[Stored data]
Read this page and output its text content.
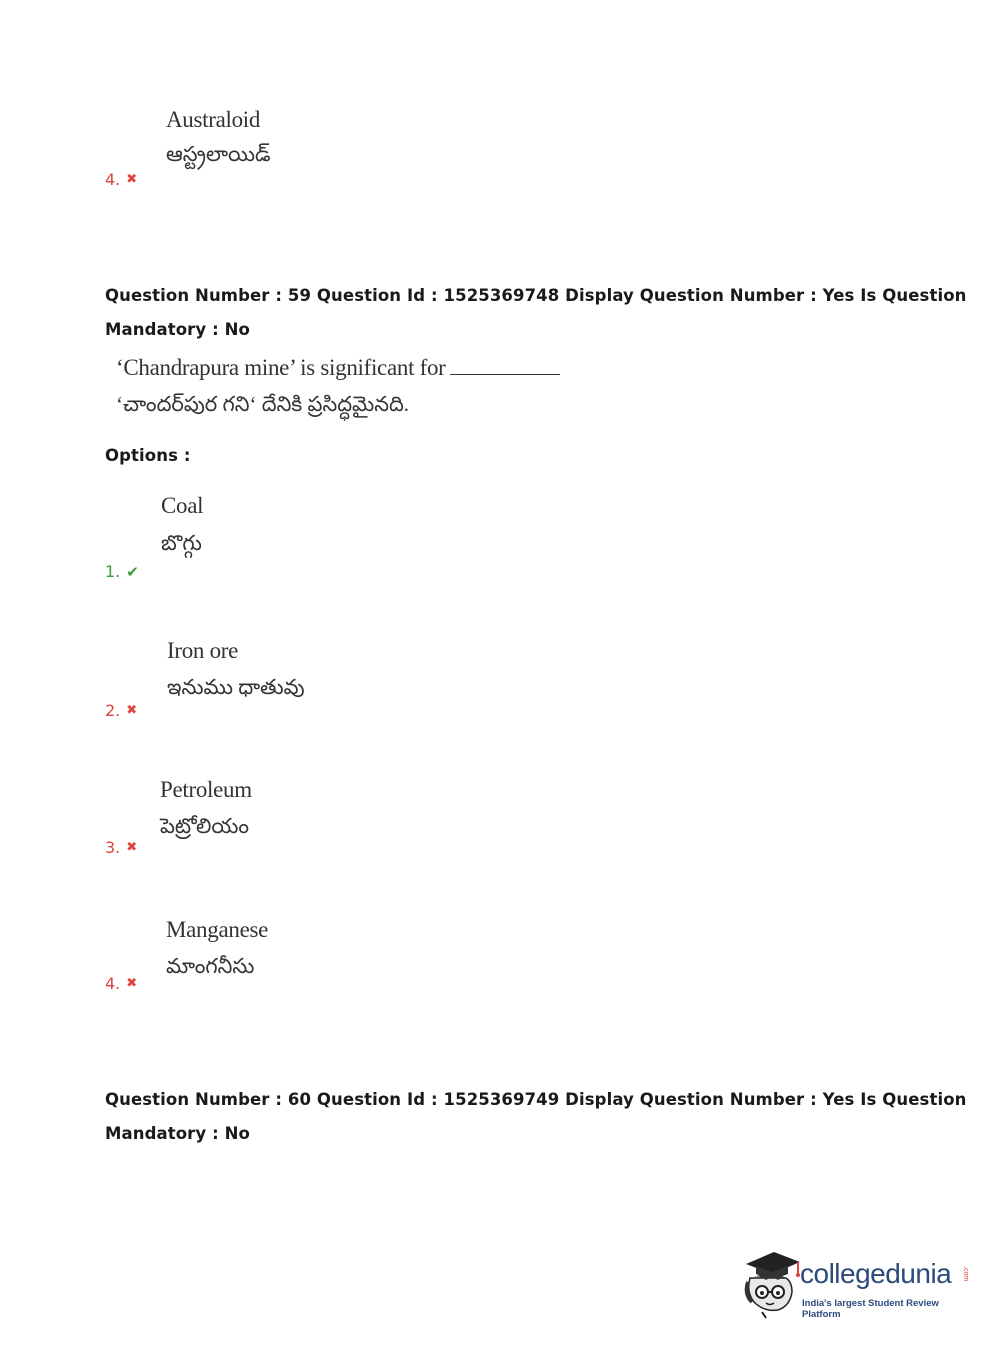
Australoid
ఆస్ట్రలాయిడ్
4. ✖
Question Number : 59 Question Id : 1525369748 Display Question Number : Yes Is Question
Mandatory : No
‘Chandrapura mine’ is significant for
‘చాందర్‌పుర గని‘ దేనికి ప్రసిద్ధమైనది.
Options :
Coal
బొగ్గు
1. ✔
Iron ore
ఇనుము ధాతువు
2. ✖
Petroleum
పెట్రోలియం
3. ✖
Manganese
మాంగనీసు
4. ✖
Question Number : 60 Question Id : 1525369749 Display Question Number : Yes Is Question
Mandatory : No
collegedunia .com
India's largest Student Review Platform
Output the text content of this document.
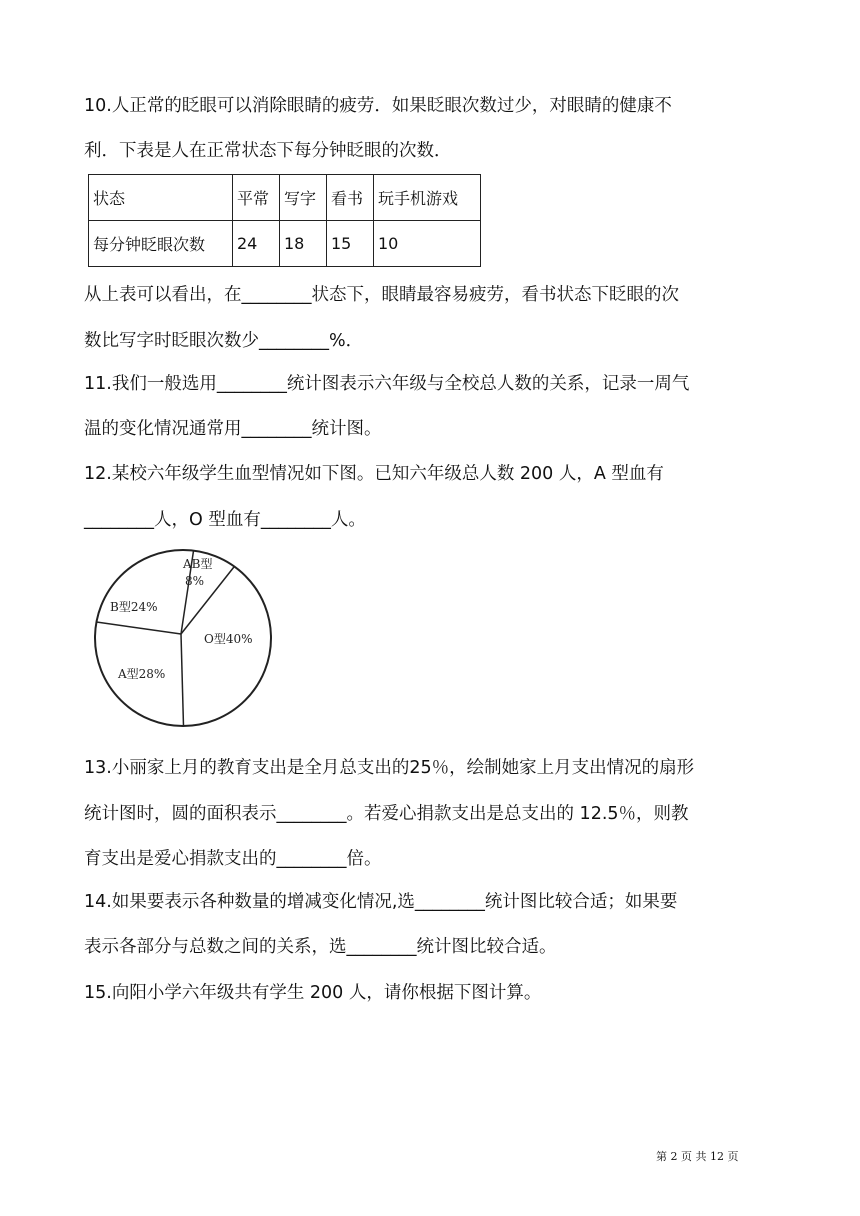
10.人正常的眨眼可以消除眼睛的疲劳．如果眨眼次数过少，对眼睛的健康不
利．下表是人在正常状态下每分钟眨眼的次数．
状态	平常	写字	看书	玩手机游戏
每分钟眨眼次数	24	18	15	10
从上表可以看出，在________状态下，眼睛最容易疲劳，看书状态下眨眼的次
数比写字时眨眼次数少________%．
11.我们一般选用________统计图表示六年级与全校总人数的关系，记录一周气
温的变化情况通常用________统计图。
12.某校六年级学生血型情况如下图。已知六年级总人数 200 人，A 型血有
________人，O 型血有________人。
AB型
8%
O型40%
A型28%
B型24%
13.小丽家上月的教育支出是全月总支出的25％，绘制她家上月支出情况的扇形
统计图时，圆的面积表示________。若爱心捐款支出是总支出的 12.5％，则教
育支出是爱心捐款支出的________倍。
14.如果要表示各种数量的增减变化情况,选________统计图比较合适；如果要
表示各部分与总数之间的关系，选________统计图比较合适。
15.向阳小学六年级共有学生 200 人，请你根据下图计算。
第 2 页 共 12 页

WORK INSTRUCTIONS: Restate the data above exactly, stripping out each image.

RESULT:
Read this page and output its text content.
Australoid
ఆస్ట్రలాయిడ్
4. ✖
Question Number : 59 Question Id : 1525369748 Display Question Number : Yes Is Question
Mandatory : No
‘Chandrapura mine’ is significant for
‘చాందర్‌పుర గని‘ దేనికి ప్రసిద్ధమైనది.
Options :
Coal
బొగ్గు
1. ✔
Iron ore
ఇనుము ధాతువు
2. ✖
Petroleum
పెట్రోలియం
3. ✖
Manganese
మాంగనీసు
4. ✖
Question Number : 60 Question Id : 1525369749 Display Question Number : Yes Is Question
Mandatory : No
collegedunia .com
India's largest Student Review Platform
Output the text content of this document.
10.人正常的眨眼可以消除眼睛的疲劳．如果眨眼次数过少，对眼睛的健康不
利．下表是人在正常状态下每分钟眨眼的次数．
状态	平常	写字	看书	玩手机游戏
每分钟眨眼次数	24	18	15	10
从上表可以看出，在________状态下，眼睛最容易疲劳，看书状态下眨眼的次
数比写字时眨眼次数少________%．
11.我们一般选用________统计图表示六年级与全校总人数的关系，记录一周气
温的变化情况通常用________统计图。
12.某校六年级学生血型情况如下图。已知六年级总人数 200 人，A 型血有
________人，O 型血有________人。
AB型
8%
O型40%
A型28%
B型24%
13.小丽家上月的教育支出是全月总支出的25％，绘制她家上月支出情况的扇形
统计图时，圆的面积表示________。若爱心捐款支出是总支出的 12.5％，则教
育支出是爱心捐款支出的________倍。
14.如果要表示各种数量的增减变化情况,选________统计图比较合适；如果要
表示各部分与总数之间的关系，选________统计图比较合适。
15.向阳小学六年级共有学生 200 人，请你根据下图计算。
第 2 页 共 12 页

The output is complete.